BEGIN

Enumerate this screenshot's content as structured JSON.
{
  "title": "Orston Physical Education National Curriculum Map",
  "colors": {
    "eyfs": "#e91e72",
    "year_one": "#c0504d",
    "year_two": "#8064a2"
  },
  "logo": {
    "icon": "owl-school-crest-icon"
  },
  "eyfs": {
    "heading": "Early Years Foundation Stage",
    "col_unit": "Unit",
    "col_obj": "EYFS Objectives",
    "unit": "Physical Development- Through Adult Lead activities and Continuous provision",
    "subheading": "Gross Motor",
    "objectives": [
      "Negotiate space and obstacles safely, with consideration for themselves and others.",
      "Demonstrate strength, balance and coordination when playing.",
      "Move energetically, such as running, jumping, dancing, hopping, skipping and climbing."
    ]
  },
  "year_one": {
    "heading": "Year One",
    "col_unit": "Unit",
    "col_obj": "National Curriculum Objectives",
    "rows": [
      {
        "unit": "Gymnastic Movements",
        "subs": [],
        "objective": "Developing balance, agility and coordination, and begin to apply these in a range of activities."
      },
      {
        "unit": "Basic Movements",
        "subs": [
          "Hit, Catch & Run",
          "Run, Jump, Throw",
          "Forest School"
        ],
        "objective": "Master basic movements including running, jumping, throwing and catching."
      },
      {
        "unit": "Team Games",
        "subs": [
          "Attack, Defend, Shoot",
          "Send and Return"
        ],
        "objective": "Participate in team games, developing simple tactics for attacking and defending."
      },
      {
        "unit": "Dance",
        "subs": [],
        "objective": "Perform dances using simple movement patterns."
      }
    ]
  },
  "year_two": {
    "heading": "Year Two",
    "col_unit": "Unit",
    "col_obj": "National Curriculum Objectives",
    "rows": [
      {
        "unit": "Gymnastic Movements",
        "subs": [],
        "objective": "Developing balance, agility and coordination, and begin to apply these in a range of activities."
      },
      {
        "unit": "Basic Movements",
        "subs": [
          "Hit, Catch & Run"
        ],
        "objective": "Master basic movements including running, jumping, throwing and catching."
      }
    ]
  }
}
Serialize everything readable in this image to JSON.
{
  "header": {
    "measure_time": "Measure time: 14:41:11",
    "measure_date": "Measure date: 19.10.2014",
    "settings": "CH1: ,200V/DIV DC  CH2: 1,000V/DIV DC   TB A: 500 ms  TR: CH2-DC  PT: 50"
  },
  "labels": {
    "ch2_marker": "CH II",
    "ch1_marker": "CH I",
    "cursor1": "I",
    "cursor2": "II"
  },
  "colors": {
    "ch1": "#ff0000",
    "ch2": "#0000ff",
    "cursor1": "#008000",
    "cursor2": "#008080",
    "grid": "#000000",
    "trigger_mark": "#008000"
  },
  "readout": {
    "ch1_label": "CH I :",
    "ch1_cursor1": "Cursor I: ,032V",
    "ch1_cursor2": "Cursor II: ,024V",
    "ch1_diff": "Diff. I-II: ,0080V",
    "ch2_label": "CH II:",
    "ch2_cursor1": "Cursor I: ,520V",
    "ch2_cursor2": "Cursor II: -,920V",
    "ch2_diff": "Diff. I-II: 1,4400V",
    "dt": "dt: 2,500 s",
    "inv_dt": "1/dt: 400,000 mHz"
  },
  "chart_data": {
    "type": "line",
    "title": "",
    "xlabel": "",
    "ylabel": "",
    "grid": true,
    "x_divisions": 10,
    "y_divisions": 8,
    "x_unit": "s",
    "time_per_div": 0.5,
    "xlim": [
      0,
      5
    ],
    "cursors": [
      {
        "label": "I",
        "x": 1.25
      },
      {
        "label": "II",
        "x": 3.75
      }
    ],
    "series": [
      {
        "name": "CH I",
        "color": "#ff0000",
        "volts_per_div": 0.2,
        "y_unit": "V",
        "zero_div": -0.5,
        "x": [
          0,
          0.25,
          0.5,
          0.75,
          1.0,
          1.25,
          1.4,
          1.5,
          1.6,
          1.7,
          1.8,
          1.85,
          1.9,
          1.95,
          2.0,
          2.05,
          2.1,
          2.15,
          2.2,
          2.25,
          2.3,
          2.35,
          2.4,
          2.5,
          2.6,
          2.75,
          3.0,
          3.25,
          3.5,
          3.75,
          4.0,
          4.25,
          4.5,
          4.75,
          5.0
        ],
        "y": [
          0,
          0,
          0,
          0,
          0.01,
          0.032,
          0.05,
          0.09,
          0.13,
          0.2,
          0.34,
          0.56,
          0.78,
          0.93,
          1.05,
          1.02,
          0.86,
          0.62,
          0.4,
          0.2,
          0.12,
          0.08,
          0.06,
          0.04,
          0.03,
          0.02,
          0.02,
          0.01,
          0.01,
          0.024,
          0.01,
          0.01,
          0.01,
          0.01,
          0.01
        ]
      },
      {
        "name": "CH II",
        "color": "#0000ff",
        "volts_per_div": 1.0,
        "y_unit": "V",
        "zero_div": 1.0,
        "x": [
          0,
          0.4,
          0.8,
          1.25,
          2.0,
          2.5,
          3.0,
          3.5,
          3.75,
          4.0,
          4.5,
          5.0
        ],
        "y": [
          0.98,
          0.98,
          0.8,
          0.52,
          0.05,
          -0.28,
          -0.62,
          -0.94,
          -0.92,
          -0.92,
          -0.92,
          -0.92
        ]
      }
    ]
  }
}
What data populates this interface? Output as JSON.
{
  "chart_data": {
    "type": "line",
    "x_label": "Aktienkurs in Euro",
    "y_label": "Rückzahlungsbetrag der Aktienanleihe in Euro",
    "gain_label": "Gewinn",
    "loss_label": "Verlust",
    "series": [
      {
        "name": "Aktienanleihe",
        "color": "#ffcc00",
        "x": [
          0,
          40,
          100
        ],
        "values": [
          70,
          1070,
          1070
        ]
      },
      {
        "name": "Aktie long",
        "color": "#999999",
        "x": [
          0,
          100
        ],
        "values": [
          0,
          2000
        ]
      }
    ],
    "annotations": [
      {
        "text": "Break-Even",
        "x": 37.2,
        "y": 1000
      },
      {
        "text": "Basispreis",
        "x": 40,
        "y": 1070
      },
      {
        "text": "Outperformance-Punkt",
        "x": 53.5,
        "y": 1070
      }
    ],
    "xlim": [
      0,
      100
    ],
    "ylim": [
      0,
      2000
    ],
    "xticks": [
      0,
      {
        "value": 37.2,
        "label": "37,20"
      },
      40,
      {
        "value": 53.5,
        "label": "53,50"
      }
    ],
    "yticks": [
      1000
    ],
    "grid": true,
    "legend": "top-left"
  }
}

END

Written problem:
Extract each entry in full and write it down exactly.

Answer for this exercise:
Enumerate this screenshot's content as structured JSON.
{
  "title": "Orston Physical Education National Curriculum Map",
  "colors": {
    "eyfs": "#e91e72",
    "year_one": "#c0504d",
    "year_two": "#8064a2"
  },
  "logo": {
    "icon": "owl-school-crest-icon"
  },
  "eyfs": {
    "heading": "Early Years Foundation Stage",
    "col_unit": "Unit",
    "col_obj": "EYFS Objectives",
    "unit": "Physical Development- Through Adult Lead activities and Continuous provision",
    "subheading": "Gross Motor",
    "objectives": [
      "Negotiate space and obstacles safely, with consideration for themselves and others.",
      "Demonstrate strength, balance and coordination when playing.",
      "Move energetically, such as running, jumping, dancing, hopping, skipping and climbing."
    ]
  },
  "year_one": {
    "heading": "Year One",
    "col_unit": "Unit",
    "col_obj": "National Curriculum Objectives",
    "rows": [
      {
        "unit": "Gymnastic Movements",
        "subs": [],
        "objective": "Developing balance, agility and coordination, and begin to apply these in a range of activities."
      },
      {
        "unit": "Basic Movements",
        "subs": [
          "Hit, Catch & Run",
          "Run, Jump, Throw",
          "Forest School"
        ],
        "objective": "Master basic movements including running, jumping, throwing and catching."
      },
      {
        "unit": "Team Games",
        "subs": [
          "Attack, Defend, Shoot",
          "Send and Return"
        ],
        "objective": "Participate in team games, developing simple tactics for attacking and defending."
      },
      {
        "unit": "Dance",
        "subs": [],
        "objective": "Perform dances using simple movement patterns."
      }
    ]
  },
  "year_two": {
    "heading": "Year Two",
    "col_unit": "Unit",
    "col_obj": "National Curriculum Objectives",
    "rows": [
      {
        "unit": "Gymnastic Movements",
        "subs": [],
        "objective": "Developing balance, agility and coordination, and begin to apply these in a range of activities."
      },
      {
        "unit": "Basic Movements",
        "subs": [
          "Hit, Catch & Run"
        ],
        "objective": "Master basic movements including running, jumping, throwing and catching."
      }
    ]
  }
}
Serialize everything readable in this image to JSON.
{
  "header": {
    "measure_time": "Measure time: 14:41:11",
    "measure_date": "Measure date: 19.10.2014",
    "settings": "CH1: ,200V/DIV DC  CH2: 1,000V/DIV DC   TB A: 500 ms  TR: CH2-DC  PT: 50"
  },
  "labels": {
    "ch2_marker": "CH II",
    "ch1_marker": "CH I",
    "cursor1": "I",
    "cursor2": "II"
  },
  "colors": {
    "ch1": "#ff0000",
    "ch2": "#0000ff",
    "cursor1": "#008000",
    "cursor2": "#008080",
    "grid": "#000000",
    "trigger_mark": "#008000"
  },
  "readout": {
    "ch1_label": "CH I :",
    "ch1_cursor1": "Cursor I: ,032V",
    "ch1_cursor2": "Cursor II: ,024V",
    "ch1_diff": "Diff. I-II: ,0080V",
    "ch2_label": "CH II:",
    "ch2_cursor1": "Cursor I: ,520V",
    "ch2_cursor2": "Cursor II: -,920V",
    "ch2_diff": "Diff. I-II: 1,4400V",
    "dt": "dt: 2,500 s",
    "inv_dt": "1/dt: 400,000 mHz"
  },
  "chart_data": {
    "type": "line",
    "title": "",
    "xlabel": "",
    "ylabel": "",
    "grid": true,
    "x_divisions": 10,
    "y_divisions": 8,
    "x_unit": "s",
    "time_per_div": 0.5,
    "xlim": [
      0,
      5
    ],
    "cursors": [
      {
        "label": "I",
        "x": 1.25
      },
      {
        "label": "II",
        "x": 3.75
      }
    ],
    "series": [
      {
        "name": "CH I",
        "color": "#ff0000",
        "volts_per_div": 0.2,
        "y_unit": "V",
        "zero_div": -0.5,
        "x": [
          0,
          0.25,
          0.5,
          0.75,
          1.0,
          1.25,
          1.4,
          1.5,
          1.6,
          1.7,
          1.8,
          1.85,
          1.9,
          1.95,
          2.0,
          2.05,
          2.1,
          2.15,
          2.2,
          2.25,
          2.3,
          2.35,
          2.4,
          2.5,
          2.6,
          2.75,
          3.0,
          3.25,
          3.5,
          3.75,
          4.0,
          4.25,
          4.5,
          4.75,
          5.0
        ],
        "y": [
          0,
          0,
          0,
          0,
          0.01,
          0.032,
          0.05,
          0.09,
          0.13,
          0.2,
          0.34,
          0.56,
          0.78,
          0.93,
          1.05,
          1.02,
          0.86,
          0.62,
          0.4,
          0.2,
          0.12,
          0.08,
          0.06,
          0.04,
          0.03,
          0.02,
          0.02,
          0.01,
          0.01,
          0.024,
          0.01,
          0.01,
          0.01,
          0.01,
          0.01
        ]
      },
      {
        "name": "CH II",
        "color": "#0000ff",
        "volts_per_div": 1.0,
        "y_unit": "V",
        "zero_div": 1.0,
        "x": [
          0,
          0.4,
          0.8,
          1.25,
          2.0,
          2.5,
          3.0,
          3.5,
          3.75,
          4.0,
          4.5,
          5.0
        ],
        "y": [
          0.98,
          0.98,
          0.8,
          0.52,
          0.05,
          -0.28,
          -0.62,
          -0.94,
          -0.92,
          -0.92,
          -0.92,
          -0.92
        ]
      }
    ]
  }
}
What data populates this interface? Output as JSON.
{
  "chart_data": {
    "type": "line",
    "x_label": "Aktienkurs in Euro",
    "y_label": "Rückzahlungsbetrag der Aktienanleihe in Euro",
    "gain_label": "Gewinn",
    "loss_label": "Verlust",
    "series": [
      {
        "name": "Aktienanleihe",
        "color": "#ffcc00",
        "x": [
          0,
          40,
          100
        ],
        "values": [
          70,
          1070,
          1070
        ]
      },
      {
        "name": "Aktie long",
        "color": "#999999",
        "x": [
          0,
          100
        ],
        "values": [
          0,
          2000
        ]
      }
    ],
    "annotations": [
      {
        "text": "Break-Even",
        "x": 37.2,
        "y": 1000
      },
      {
        "text": "Basispreis",
        "x": 40,
        "y": 1070
      },
      {
        "text": "Outperformance-Punkt",
        "x": 53.5,
        "y": 1070
      }
    ],
    "xlim": [
      0,
      100
    ],
    "ylim": [
      0,
      2000
    ],
    "xticks": [
      0,
      {
        "value": 37.2,
        "label": "37,20"
      },
      40,
      {
        "value": 53.5,
        "label": "53,50"
      }
    ],
    "yticks": [
      1000
    ],
    "grid": true,
    "legend": "top-left"
  }
}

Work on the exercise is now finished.